(Dataset entries on figures)
=======
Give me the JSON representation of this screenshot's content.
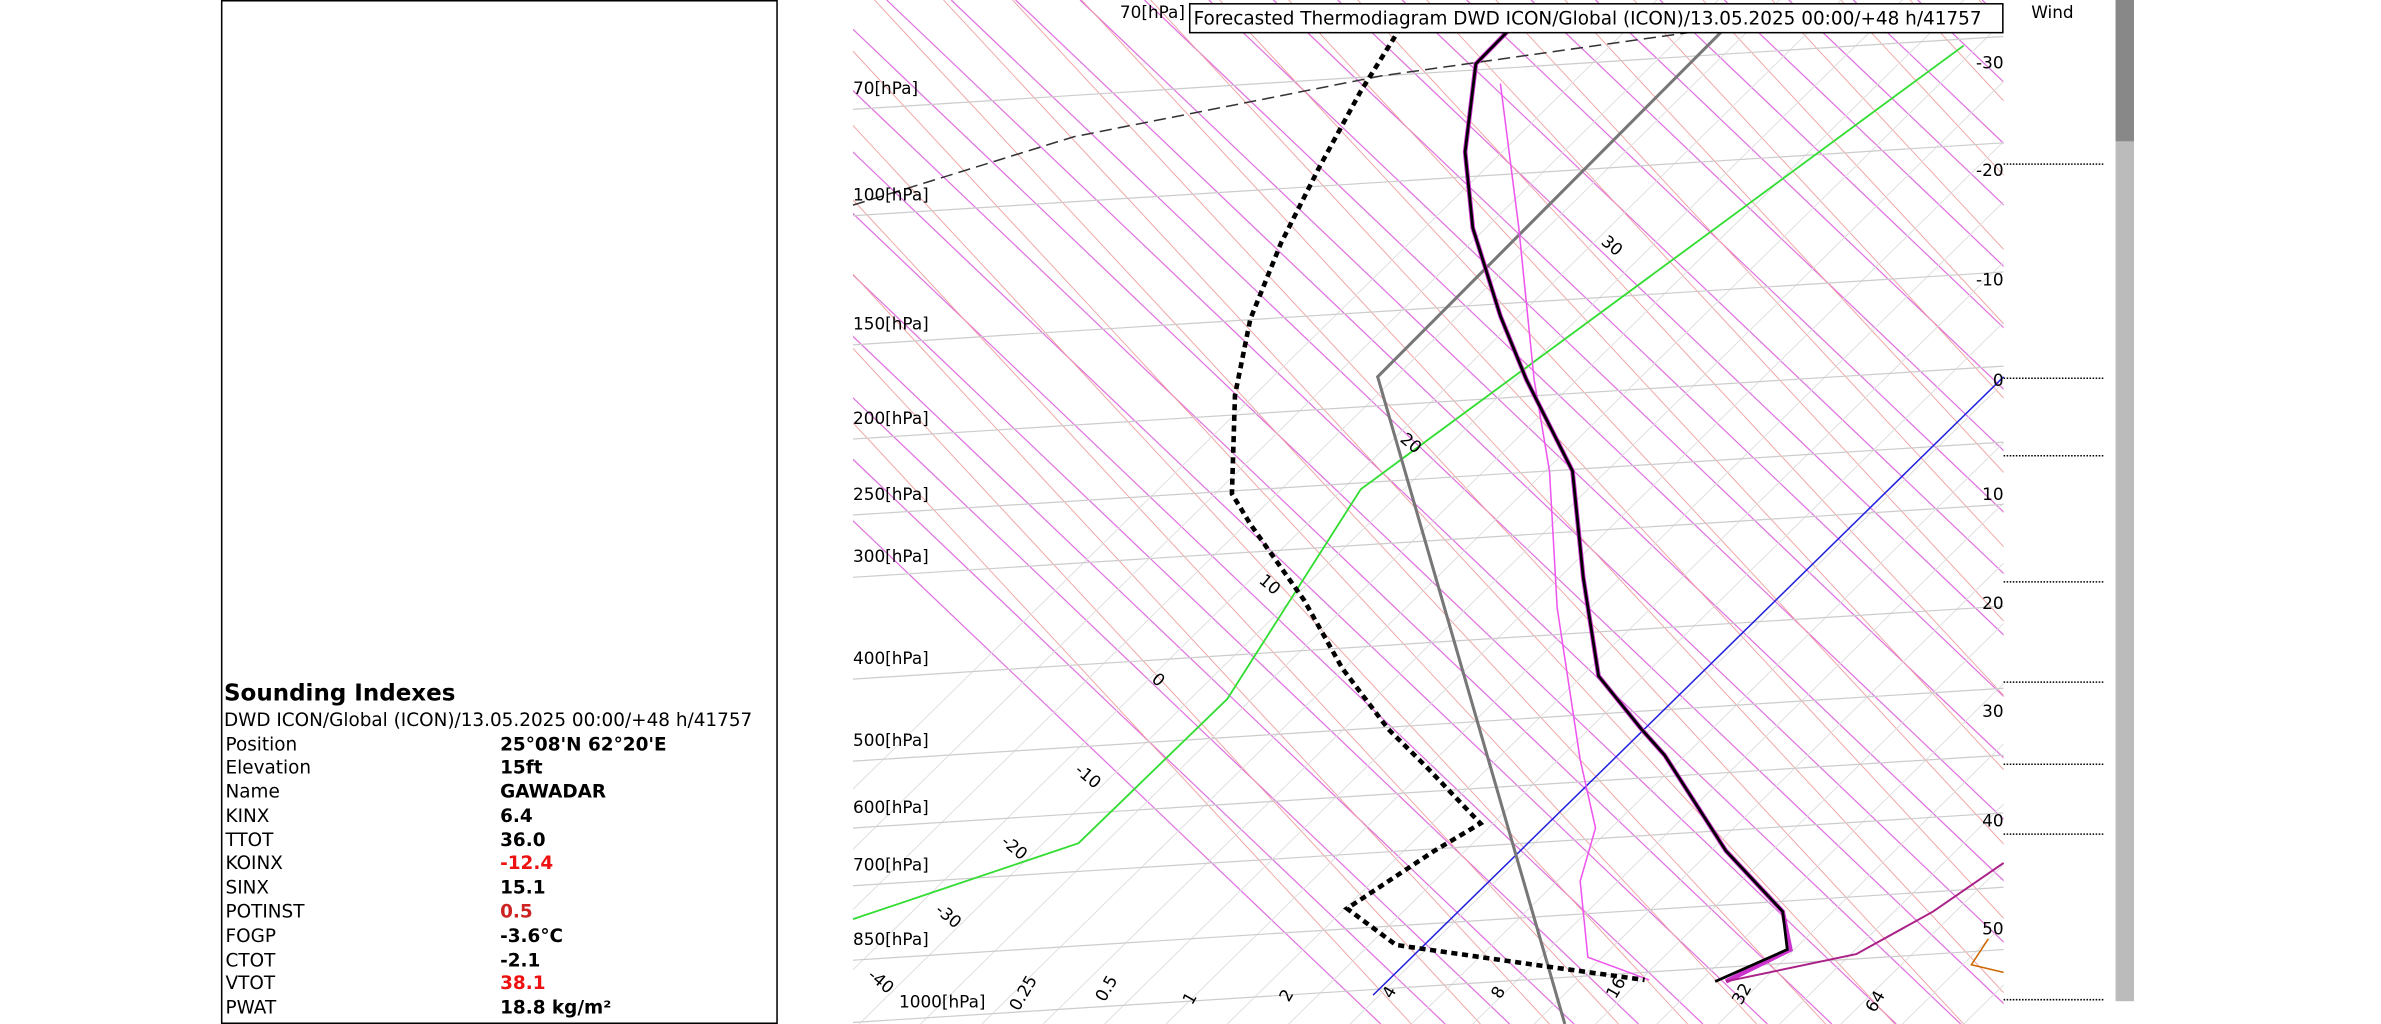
{
  "indexes": {
    "title": "Sounding Indexes",
    "subtitle": "DWD ICON/Global (ICON)/13.05.2025 00:00/+48 h/41757",
    "rows": [
      [
        "Position",
        "25°08'N 62°20'E"
      ],
      [
        "Elevation",
        "15ft"
      ],
      [
        "Name",
        "GAWADAR"
      ],
      [
        "KINX",
        "6.4"
      ],
      [
        "TTOT",
        "36.0"
      ],
      [
        "KOINX",
        "-12.4"
      ],
      [
        "SINX",
        "15.1"
      ],
      [
        "POTINST",
        "0.5"
      ],
      [
        "FOGP",
        "-3.6°C"
      ],
      [
        "CTOT",
        "-2.1"
      ],
      [
        "VTOT",
        "38.1"
      ],
      [
        "PWAT",
        "18.8 kg/m²"
      ]
    ]
  },
  "diagram": {
    "title": "Forecasted Thermodiagram DWD ICON/Global (ICON)/13.05.2025 00:00/+48 h/41757",
    "top_pressure_label": "70[hPa]",
    "pressure_labels": [
      "70[hPa]",
      "100[hPa]",
      "150[hPa]",
      "200[hPa]",
      "250[hPa]",
      "300[hPa]",
      "400[hPa]",
      "500[hPa]",
      "600[hPa]",
      "700[hPa]",
      "850[hPa]",
      "1000[hPa]"
    ],
    "right_labels": [
      "-30",
      "-20",
      "-10",
      "0",
      "10",
      "20",
      "30",
      "40",
      "50"
    ],
    "wind_label": "Wind",
    "isotherm_labels": [
      "30",
      "20",
      "10",
      "0",
      "-10",
      "-20",
      "-30",
      "-40"
    ],
    "mixing_ratio_labels": [
      "0.25",
      "0.5",
      "1",
      "2",
      "4",
      "8",
      "16",
      "32",
      "64"
    ]
  }
}
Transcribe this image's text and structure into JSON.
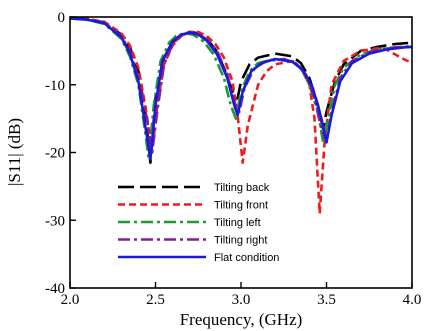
=======
> **WHAT IS NEEDED**
Collect the lines of the records that include the string "JSON".

> **TASK SOLUTION**
Give me the JSON representation of this screenshot's content.
Transcribe this image's text and structure into JSON.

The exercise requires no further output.